▶ **Problem statement**:
Here are some records; return them all exactly.

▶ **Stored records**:
# # # #
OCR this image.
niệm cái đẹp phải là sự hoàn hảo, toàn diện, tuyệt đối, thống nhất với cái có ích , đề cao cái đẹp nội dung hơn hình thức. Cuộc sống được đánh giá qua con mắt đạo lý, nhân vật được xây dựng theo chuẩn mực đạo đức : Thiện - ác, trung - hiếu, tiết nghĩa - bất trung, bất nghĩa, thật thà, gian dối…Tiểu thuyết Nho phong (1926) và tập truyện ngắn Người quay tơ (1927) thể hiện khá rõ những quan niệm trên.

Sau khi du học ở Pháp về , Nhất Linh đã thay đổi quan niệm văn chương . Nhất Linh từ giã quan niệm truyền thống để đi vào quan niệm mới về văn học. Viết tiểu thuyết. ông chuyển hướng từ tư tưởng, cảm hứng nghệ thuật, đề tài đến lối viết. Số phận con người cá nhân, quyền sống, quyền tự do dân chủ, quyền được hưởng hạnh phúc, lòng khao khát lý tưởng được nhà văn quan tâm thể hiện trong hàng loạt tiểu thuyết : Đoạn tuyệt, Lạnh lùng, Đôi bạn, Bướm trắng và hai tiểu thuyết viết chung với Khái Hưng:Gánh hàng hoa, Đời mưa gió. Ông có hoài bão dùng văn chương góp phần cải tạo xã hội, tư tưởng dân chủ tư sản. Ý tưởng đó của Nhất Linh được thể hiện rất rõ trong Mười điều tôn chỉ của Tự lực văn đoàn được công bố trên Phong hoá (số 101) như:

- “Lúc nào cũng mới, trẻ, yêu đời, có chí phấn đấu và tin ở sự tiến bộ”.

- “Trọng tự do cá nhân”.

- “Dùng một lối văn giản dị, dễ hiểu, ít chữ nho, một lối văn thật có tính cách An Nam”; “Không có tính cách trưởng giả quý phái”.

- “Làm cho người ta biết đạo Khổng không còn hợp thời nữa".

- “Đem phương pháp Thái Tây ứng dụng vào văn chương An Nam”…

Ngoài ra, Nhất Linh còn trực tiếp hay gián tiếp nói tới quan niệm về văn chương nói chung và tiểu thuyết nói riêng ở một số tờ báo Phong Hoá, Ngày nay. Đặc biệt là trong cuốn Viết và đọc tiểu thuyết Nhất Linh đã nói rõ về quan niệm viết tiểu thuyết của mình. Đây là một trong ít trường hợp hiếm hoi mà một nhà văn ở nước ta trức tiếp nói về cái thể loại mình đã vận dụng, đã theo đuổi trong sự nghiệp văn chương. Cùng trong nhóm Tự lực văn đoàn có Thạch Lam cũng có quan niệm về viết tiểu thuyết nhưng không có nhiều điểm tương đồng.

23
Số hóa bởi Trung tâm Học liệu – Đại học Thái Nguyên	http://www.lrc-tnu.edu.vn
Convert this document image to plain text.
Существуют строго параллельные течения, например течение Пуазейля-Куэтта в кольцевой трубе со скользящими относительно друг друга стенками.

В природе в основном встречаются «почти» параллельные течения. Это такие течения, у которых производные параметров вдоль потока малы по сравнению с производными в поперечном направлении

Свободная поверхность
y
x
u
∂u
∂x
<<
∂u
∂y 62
# # # #
▶ **Finished exercise**:
OCR this image.
niệm cái đẹp phải là sự hoàn hảo, toàn diện, tuyệt đối, thống nhất với cái có ích , đề cao cái đẹp nội dung hơn hình thức. Cuộc sống được đánh giá qua con mắt đạo lý, nhân vật được xây dựng theo chuẩn mực đạo đức : Thiện - ác, trung - hiếu, tiết nghĩa - bất trung, bất nghĩa, thật thà, gian dối…Tiểu thuyết Nho phong (1926) và tập truyện ngắn Người quay tơ (1927) thể hiện khá rõ những quan niệm trên.

Sau khi du học ở Pháp về , Nhất Linh đã thay đổi quan niệm văn chương . Nhất Linh từ giã quan niệm truyền thống để đi vào quan niệm mới về văn học. Viết tiểu thuyết. ông chuyển hướng từ tư tưởng, cảm hứng nghệ thuật, đề tài đến lối viết. Số phận con người cá nhân, quyền sống, quyền tự do dân chủ, quyền được hưởng hạnh phúc, lòng khao khát lý tưởng được nhà văn quan tâm thể hiện trong hàng loạt tiểu thuyết : Đoạn tuyệt, Lạnh lùng, Đôi bạn, Bướm trắng và hai tiểu thuyết viết chung với Khái Hưng:Gánh hàng hoa, Đời mưa gió. Ông có hoài bão dùng văn chương góp phần cải tạo xã hội, tư tưởng dân chủ tư sản. Ý tưởng đó của Nhất Linh được thể hiện rất rõ trong Mười điều tôn chỉ của Tự lực văn đoàn được công bố trên Phong hoá (số 101) như:

- “Lúc nào cũng mới, trẻ, yêu đời, có chí phấn đấu và tin ở sự tiến bộ”.

- “Trọng tự do cá nhân”.

- “Dùng một lối văn giản dị, dễ hiểu, ít chữ nho, một lối văn thật có tính cách An Nam”; “Không có tính cách trưởng giả quý phái”.

- “Làm cho người ta biết đạo Khổng không còn hợp thời nữa".

- “Đem phương pháp Thái Tây ứng dụng vào văn chương An Nam”…

Ngoài ra, Nhất Linh còn trực tiếp hay gián tiếp nói tới quan niệm về văn chương nói chung và tiểu thuyết nói riêng ở một số tờ báo Phong Hoá, Ngày nay. Đặc biệt là trong cuốn Viết và đọc tiểu thuyết Nhất Linh đã nói rõ về quan niệm viết tiểu thuyết của mình. Đây là một trong ít trường hợp hiếm hoi mà một nhà văn ở nước ta trức tiếp nói về cái thể loại mình đã vận dụng, đã theo đuổi trong sự nghiệp văn chương. Cùng trong nhóm Tự lực văn đoàn có Thạch Lam cũng có quan niệm về viết tiểu thuyết nhưng không có nhiều điểm tương đồng.

23
Số hóa bởi Trung tâm Học liệu – Đại học Thái Nguyên	http://www.lrc-tnu.edu.vn
Convert this document image to plain text.
Существуют строго параллельные течения, например течение Пуазейля-Куэтта в кольцевой трубе со скользящими относительно друг друга стенками.

В природе в основном встречаются «почти» параллельные течения. Это такие течения, у которых производные параметров вдоль потока малы по сравнению с производными в поперечном направлении

Свободная поверхность
y
x
u
∂u
∂x
<<
∂u
∂y 62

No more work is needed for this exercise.